=== Dataset rows ===
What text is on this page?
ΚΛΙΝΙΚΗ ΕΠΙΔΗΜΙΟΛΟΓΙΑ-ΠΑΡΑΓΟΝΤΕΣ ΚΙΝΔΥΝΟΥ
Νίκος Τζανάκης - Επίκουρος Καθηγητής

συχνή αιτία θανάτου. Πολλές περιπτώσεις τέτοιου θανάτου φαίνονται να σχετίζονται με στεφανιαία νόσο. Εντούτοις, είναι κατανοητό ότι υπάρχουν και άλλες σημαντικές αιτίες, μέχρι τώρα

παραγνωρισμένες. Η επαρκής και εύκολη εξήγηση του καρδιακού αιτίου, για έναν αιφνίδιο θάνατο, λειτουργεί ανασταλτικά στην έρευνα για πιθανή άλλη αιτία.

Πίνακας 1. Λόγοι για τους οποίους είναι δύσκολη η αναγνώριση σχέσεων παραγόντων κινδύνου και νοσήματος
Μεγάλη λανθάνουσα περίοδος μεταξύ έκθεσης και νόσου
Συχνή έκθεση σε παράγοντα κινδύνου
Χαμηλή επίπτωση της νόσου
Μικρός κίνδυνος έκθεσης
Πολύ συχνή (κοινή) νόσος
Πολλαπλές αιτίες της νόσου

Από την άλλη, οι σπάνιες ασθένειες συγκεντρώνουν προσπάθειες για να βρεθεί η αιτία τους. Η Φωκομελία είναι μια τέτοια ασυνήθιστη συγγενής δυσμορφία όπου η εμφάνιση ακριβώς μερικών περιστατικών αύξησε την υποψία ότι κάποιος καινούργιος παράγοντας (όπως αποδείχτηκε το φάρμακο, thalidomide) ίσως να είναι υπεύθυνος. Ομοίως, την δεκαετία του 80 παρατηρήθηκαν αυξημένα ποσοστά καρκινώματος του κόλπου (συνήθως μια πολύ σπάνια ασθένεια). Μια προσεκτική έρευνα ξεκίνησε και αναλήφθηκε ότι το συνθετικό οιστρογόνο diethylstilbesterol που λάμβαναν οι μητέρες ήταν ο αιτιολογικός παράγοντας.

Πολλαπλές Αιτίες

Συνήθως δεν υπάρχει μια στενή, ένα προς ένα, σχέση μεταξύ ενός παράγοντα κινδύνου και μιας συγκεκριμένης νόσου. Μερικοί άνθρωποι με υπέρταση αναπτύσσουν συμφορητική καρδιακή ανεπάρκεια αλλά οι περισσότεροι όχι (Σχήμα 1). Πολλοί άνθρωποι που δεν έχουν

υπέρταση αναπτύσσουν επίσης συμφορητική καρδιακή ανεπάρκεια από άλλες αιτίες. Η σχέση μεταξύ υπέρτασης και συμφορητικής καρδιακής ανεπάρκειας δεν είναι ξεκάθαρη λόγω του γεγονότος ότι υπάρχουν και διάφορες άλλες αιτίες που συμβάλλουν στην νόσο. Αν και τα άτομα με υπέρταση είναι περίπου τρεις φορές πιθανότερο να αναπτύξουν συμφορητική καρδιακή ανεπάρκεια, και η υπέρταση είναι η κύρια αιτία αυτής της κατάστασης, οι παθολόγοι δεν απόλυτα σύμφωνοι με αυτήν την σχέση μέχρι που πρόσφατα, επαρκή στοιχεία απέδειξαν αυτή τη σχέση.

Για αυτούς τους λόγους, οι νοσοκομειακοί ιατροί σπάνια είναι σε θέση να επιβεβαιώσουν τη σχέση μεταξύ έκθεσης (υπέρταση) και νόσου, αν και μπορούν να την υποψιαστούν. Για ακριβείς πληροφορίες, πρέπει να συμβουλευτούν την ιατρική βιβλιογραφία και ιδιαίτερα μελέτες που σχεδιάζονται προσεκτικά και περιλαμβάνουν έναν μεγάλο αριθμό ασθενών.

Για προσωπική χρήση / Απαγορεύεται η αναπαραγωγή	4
===
Using the data above, reproduce every line exactly.

What text is on this page?
ΚΛΙΝΙΚΗ ΕΠΙΔΗΜΙΟΛΟΓΙΑ-ΠΑΡΑΓΟΝΤΕΣ ΚΙΝΔΥΝΟΥ
Νίκος Τζανάκης - Επίκουρος Καθηγητής

συχνή αιτία θανάτου. Πολλές περιπτώσεις τέτοιου θανάτου φαίνονται να σχετίζονται με στεφανιαία νόσο. Εντούτοις, είναι κατανοητό ότι υπάρχουν και άλλες σημαντικές αιτίες, μέχρι τώρα

παραγνωρισμένες. Η επαρκής και εύκολη εξήγηση του καρδιακού αιτίου, για έναν αιφνίδιο θάνατο, λειτουργεί ανασταλτικά στην έρευνα για πιθανή άλλη αιτία.

Πίνακας 1. Λόγοι για τους οποίους είναι δύσκολη η αναγνώριση σχέσεων παραγόντων κινδύνου και νοσήματος
Μεγάλη λανθάνουσα περίοδος μεταξύ έκθεσης και νόσου
Συχνή έκθεση σε παράγοντα κινδύνου
Χαμηλή επίπτωση της νόσου
Μικρός κίνδυνος έκθεσης
Πολύ συχνή (κοινή) νόσος
Πολλαπλές αιτίες της νόσου

Από την άλλη, οι σπάνιες ασθένειες συγκεντρώνουν προσπάθειες για να βρεθεί η αιτία τους. Η Φωκομελία είναι μια τέτοια ασυνήθιστη συγγενής δυσμορφία όπου η εμφάνιση ακριβώς μερικών περιστατικών αύξησε την υποψία ότι κάποιος καινούργιος παράγοντας (όπως αποδείχτηκε το φάρμακο, thalidomide) ίσως να είναι υπεύθυνος. Ομοίως, την δεκαετία του 80 παρατηρήθηκαν αυξημένα ποσοστά καρκινώματος του κόλπου (συνήθως μια πολύ σπάνια ασθένεια). Μια προσεκτική έρευνα ξεκίνησε και αναλήφθηκε ότι το συνθετικό οιστρογόνο diethylstilbesterol που λάμβαναν οι μητέρες ήταν ο αιτιολογικός παράγοντας.

Πολλαπλές Αιτίες

Συνήθως δεν υπάρχει μια στενή, ένα προς ένα, σχέση μεταξύ ενός παράγοντα κινδύνου και μιας συγκεκριμένης νόσου. Μερικοί άνθρωποι με υπέρταση αναπτύσσουν συμφορητική καρδιακή ανεπάρκεια αλλά οι περισσότεροι όχι (Σχήμα 1). Πολλοί άνθρωποι που δεν έχουν

υπέρταση αναπτύσσουν επίσης συμφορητική καρδιακή ανεπάρκεια από άλλες αιτίες. Η σχέση μεταξύ υπέρτασης και συμφορητικής καρδιακής ανεπάρκειας δεν είναι ξεκάθαρη λόγω του γεγονότος ότι υπάρχουν και διάφορες άλλες αιτίες που συμβάλλουν στην νόσο. Αν και τα άτομα με υπέρταση είναι περίπου τρεις φορές πιθανότερο να αναπτύξουν συμφορητική καρδιακή ανεπάρκεια, και η υπέρταση είναι η κύρια αιτία αυτής της κατάστασης, οι παθολόγοι δεν απόλυτα σύμφωνοι με αυτήν την σχέση μέχρι που πρόσφατα, επαρκή στοιχεία απέδειξαν αυτή τη σχέση.

Για αυτούς τους λόγους, οι νοσοκομειακοί ιατροί σπάνια είναι σε θέση να επιβεβαιώσουν τη σχέση μεταξύ έκθεσης (υπέρταση) και νόσου, αν και μπορούν να την υποψιαστούν. Για ακριβείς πληροφορίες, πρέπει να συμβουλευτούν την ιατρική βιβλιογραφία και ιδιαίτερα μελέτες που σχεδιάζονται προσεκτικά και περιλαμβάνουν έναν μεγάλο αριθμό ασθενών.

Για προσωπική χρήση / Απαγορεύεται η αναπαραγωγή	4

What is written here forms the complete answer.